◆ **Task objective**:
Going through the material below, please gather all lines with the word "label" in them.

◆ **Task input**:
★ ★ ★ ★ ★ ★ ★

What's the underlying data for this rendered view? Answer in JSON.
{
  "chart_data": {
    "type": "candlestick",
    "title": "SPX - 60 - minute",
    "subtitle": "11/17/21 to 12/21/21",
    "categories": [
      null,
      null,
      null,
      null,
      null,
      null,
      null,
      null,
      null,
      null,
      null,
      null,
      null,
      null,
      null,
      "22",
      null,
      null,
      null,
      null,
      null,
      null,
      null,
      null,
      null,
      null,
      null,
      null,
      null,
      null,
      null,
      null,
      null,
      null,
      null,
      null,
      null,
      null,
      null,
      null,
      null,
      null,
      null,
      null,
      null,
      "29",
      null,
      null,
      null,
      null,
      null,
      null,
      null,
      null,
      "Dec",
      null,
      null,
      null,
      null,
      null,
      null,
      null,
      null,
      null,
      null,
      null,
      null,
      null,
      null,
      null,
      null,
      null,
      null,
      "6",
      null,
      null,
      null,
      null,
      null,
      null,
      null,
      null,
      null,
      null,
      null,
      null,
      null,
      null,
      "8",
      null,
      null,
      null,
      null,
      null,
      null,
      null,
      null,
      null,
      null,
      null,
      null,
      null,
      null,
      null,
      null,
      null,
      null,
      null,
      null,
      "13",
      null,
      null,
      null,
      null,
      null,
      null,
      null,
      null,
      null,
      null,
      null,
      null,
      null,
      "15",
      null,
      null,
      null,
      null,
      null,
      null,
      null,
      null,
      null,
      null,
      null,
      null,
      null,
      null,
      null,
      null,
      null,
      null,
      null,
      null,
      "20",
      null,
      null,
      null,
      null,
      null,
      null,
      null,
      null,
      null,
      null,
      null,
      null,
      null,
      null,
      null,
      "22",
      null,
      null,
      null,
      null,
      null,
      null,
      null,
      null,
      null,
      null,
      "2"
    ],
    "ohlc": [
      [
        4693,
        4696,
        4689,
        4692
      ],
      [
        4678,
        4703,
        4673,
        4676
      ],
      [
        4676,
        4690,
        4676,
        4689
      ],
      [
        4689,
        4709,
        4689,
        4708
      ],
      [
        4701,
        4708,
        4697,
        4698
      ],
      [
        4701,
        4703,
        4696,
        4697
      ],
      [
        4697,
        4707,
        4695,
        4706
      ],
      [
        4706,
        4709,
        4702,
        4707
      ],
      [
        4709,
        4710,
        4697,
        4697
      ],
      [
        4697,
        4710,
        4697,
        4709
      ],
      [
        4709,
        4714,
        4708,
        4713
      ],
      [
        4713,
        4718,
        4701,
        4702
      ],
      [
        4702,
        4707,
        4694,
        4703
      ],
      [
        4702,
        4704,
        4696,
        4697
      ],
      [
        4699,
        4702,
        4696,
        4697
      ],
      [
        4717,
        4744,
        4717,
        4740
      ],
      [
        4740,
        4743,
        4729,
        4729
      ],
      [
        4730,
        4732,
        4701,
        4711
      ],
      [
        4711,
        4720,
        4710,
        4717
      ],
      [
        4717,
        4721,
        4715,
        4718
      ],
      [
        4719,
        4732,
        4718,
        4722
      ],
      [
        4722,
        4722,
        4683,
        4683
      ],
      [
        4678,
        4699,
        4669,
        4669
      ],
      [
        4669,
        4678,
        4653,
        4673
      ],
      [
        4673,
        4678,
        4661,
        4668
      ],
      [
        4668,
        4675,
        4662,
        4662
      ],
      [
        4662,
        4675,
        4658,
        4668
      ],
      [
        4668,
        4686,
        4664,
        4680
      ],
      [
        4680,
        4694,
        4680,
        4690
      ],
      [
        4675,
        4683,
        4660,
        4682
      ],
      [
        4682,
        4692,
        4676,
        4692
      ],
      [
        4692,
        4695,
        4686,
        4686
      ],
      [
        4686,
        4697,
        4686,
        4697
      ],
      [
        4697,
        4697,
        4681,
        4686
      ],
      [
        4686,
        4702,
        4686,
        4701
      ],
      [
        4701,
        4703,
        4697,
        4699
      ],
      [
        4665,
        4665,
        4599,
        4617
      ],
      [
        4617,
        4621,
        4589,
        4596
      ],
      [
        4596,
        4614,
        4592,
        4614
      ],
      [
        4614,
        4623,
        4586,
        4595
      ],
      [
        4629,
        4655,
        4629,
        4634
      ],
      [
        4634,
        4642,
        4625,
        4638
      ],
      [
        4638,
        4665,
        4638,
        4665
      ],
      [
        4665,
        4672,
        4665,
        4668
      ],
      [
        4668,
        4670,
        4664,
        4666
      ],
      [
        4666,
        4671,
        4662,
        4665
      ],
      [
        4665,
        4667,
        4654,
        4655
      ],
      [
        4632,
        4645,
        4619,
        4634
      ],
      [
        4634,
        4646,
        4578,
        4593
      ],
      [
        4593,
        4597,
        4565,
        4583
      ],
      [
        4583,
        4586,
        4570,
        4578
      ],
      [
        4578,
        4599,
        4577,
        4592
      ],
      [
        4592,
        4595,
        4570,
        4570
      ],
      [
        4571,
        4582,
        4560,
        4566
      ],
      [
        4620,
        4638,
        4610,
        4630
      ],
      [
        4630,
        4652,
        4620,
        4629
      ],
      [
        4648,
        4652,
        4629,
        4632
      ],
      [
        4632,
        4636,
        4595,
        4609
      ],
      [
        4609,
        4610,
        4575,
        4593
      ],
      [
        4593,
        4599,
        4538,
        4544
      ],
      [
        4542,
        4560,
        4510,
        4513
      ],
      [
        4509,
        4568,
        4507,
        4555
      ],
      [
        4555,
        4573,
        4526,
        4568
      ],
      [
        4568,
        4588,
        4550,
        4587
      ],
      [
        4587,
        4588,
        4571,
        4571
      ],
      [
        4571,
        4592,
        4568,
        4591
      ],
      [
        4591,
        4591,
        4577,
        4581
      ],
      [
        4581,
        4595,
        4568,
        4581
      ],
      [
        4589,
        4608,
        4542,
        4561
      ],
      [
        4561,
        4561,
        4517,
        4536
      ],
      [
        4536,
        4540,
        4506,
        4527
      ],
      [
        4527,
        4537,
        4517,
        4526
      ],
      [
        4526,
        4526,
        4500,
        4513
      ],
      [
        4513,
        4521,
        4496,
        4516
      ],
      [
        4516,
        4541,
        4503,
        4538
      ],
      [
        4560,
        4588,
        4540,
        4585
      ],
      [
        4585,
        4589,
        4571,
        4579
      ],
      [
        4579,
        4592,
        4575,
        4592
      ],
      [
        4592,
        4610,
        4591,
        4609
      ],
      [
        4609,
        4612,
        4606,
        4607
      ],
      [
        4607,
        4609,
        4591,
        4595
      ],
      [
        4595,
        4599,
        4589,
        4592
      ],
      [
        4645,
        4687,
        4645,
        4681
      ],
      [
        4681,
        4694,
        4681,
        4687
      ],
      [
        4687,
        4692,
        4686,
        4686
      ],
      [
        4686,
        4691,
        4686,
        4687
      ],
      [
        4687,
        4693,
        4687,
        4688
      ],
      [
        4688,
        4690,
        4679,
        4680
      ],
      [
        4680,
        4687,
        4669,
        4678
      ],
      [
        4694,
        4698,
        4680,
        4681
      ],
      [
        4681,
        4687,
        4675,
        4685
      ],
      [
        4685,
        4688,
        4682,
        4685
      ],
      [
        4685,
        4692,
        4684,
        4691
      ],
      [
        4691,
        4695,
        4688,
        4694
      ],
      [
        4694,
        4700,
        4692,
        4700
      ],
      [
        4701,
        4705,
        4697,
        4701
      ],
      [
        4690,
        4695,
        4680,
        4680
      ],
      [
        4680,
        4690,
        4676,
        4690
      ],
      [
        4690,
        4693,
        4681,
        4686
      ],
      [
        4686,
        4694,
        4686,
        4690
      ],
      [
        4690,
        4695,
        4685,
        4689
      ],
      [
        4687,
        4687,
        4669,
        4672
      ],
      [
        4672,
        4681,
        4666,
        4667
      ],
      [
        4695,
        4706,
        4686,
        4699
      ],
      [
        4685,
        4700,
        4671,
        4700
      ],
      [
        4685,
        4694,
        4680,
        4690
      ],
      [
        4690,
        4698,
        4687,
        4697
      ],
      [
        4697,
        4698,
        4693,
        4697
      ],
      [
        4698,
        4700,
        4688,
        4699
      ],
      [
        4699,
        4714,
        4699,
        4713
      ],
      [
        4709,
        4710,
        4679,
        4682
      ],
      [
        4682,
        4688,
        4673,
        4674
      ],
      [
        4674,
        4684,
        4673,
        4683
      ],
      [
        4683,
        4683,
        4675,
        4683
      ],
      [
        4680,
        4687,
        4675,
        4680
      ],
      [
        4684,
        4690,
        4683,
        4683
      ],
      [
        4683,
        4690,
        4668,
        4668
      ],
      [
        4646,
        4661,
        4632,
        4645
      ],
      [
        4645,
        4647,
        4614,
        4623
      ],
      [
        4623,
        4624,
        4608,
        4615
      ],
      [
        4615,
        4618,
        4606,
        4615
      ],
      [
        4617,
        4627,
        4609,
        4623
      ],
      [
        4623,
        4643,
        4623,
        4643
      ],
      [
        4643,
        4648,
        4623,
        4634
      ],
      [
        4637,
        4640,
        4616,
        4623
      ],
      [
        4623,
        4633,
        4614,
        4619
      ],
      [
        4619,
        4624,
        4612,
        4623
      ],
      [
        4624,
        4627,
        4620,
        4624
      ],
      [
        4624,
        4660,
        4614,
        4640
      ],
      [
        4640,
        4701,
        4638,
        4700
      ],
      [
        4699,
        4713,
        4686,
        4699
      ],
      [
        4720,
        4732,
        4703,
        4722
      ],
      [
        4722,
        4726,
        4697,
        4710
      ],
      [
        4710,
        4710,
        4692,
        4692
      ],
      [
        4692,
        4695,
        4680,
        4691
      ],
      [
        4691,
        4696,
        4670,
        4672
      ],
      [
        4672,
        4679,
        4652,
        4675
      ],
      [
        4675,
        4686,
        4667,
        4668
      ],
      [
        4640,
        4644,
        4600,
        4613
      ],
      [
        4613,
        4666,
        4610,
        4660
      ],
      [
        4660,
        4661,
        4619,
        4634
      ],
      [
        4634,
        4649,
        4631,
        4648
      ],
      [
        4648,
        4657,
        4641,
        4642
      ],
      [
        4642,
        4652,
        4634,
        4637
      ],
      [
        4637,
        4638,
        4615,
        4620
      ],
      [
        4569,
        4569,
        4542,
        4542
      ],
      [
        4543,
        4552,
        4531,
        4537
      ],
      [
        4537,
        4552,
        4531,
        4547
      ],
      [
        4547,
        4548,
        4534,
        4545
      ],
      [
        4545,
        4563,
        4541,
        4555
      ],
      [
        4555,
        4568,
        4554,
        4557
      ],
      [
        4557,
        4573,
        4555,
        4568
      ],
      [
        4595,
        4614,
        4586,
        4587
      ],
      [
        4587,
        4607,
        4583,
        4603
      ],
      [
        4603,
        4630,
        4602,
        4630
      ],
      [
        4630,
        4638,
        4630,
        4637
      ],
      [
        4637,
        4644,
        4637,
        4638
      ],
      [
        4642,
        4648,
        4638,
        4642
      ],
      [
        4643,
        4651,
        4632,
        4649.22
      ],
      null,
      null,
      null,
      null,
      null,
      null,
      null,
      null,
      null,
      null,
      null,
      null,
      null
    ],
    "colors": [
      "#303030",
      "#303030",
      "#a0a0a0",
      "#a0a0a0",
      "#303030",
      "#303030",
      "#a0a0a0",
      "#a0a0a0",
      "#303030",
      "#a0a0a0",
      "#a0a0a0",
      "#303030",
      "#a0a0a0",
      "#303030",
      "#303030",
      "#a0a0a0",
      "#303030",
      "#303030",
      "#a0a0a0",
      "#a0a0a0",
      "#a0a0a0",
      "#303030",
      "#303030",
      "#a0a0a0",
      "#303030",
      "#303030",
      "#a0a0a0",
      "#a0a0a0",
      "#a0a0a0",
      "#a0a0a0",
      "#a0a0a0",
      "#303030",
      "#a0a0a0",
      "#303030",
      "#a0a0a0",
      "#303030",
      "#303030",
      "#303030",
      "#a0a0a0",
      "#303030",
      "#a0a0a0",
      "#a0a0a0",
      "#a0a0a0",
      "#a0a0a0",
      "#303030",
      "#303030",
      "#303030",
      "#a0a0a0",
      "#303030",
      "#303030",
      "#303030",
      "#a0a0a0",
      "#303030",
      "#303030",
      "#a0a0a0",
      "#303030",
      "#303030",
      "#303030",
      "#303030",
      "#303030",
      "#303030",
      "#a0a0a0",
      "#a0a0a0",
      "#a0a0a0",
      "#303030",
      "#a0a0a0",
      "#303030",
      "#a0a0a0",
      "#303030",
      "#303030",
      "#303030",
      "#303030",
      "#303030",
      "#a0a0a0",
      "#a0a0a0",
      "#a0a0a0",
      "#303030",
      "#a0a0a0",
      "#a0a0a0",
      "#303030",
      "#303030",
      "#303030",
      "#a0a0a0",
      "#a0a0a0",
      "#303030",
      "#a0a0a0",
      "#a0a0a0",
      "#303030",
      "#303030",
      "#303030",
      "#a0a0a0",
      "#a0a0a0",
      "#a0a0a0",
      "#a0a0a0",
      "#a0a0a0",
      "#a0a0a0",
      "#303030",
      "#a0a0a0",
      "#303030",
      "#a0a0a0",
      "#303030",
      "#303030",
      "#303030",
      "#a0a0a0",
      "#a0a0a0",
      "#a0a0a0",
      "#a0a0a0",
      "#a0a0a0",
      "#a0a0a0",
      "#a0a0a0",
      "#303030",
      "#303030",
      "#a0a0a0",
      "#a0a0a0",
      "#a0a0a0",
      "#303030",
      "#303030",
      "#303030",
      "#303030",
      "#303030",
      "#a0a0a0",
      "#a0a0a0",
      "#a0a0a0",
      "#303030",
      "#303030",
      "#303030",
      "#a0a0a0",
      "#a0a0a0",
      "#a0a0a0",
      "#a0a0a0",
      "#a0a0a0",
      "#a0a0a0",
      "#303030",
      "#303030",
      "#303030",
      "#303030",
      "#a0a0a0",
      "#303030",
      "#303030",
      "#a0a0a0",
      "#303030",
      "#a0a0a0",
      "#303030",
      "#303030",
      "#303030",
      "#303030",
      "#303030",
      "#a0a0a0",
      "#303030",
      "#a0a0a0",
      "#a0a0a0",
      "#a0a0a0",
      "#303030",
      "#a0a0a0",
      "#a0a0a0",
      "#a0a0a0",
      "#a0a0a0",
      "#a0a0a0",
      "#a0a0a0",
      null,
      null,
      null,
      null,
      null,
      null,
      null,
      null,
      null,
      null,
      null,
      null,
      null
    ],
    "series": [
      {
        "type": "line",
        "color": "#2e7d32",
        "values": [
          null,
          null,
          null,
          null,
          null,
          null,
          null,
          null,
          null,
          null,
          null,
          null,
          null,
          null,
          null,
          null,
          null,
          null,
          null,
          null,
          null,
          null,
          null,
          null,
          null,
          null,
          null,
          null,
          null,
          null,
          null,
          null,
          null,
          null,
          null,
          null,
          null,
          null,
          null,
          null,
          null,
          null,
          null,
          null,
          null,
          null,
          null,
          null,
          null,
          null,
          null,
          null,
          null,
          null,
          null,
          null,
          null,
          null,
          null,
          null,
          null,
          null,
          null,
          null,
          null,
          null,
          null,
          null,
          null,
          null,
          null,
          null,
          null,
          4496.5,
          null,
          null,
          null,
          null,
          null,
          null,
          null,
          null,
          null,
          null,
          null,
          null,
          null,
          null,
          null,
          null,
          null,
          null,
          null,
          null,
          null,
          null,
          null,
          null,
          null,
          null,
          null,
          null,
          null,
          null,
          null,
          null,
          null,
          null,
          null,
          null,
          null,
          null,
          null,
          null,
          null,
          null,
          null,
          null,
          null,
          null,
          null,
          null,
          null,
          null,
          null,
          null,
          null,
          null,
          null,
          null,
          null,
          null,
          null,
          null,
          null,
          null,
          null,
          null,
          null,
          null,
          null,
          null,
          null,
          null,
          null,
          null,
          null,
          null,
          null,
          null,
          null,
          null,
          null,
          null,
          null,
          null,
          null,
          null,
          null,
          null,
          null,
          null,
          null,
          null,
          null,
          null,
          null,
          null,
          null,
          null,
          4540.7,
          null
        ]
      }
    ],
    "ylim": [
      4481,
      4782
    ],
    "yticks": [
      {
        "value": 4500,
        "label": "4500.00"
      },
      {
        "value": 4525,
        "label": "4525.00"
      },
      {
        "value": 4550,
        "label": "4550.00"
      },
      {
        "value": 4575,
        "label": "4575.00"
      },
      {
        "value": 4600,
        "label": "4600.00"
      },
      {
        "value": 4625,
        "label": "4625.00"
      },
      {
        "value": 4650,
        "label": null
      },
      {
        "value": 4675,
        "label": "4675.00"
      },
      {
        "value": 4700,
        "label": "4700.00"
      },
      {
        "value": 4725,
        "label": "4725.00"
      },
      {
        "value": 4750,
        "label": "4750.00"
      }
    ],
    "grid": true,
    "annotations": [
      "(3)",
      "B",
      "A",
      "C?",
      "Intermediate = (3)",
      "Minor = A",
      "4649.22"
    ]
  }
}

★ ★ ★ ★ ★ ★ ★

◆ **Final result**:
        "label": "4500.00"
        "label": "4525.00"
        "label": "4550.00"
        "label": "4575.00"
        "label": "4600.00"
        "label": "4625.00"
        "label": null
        "label": "4675.00"
        "label": "4700.00"
        "label": "4725.00"
        "label": "4750.00"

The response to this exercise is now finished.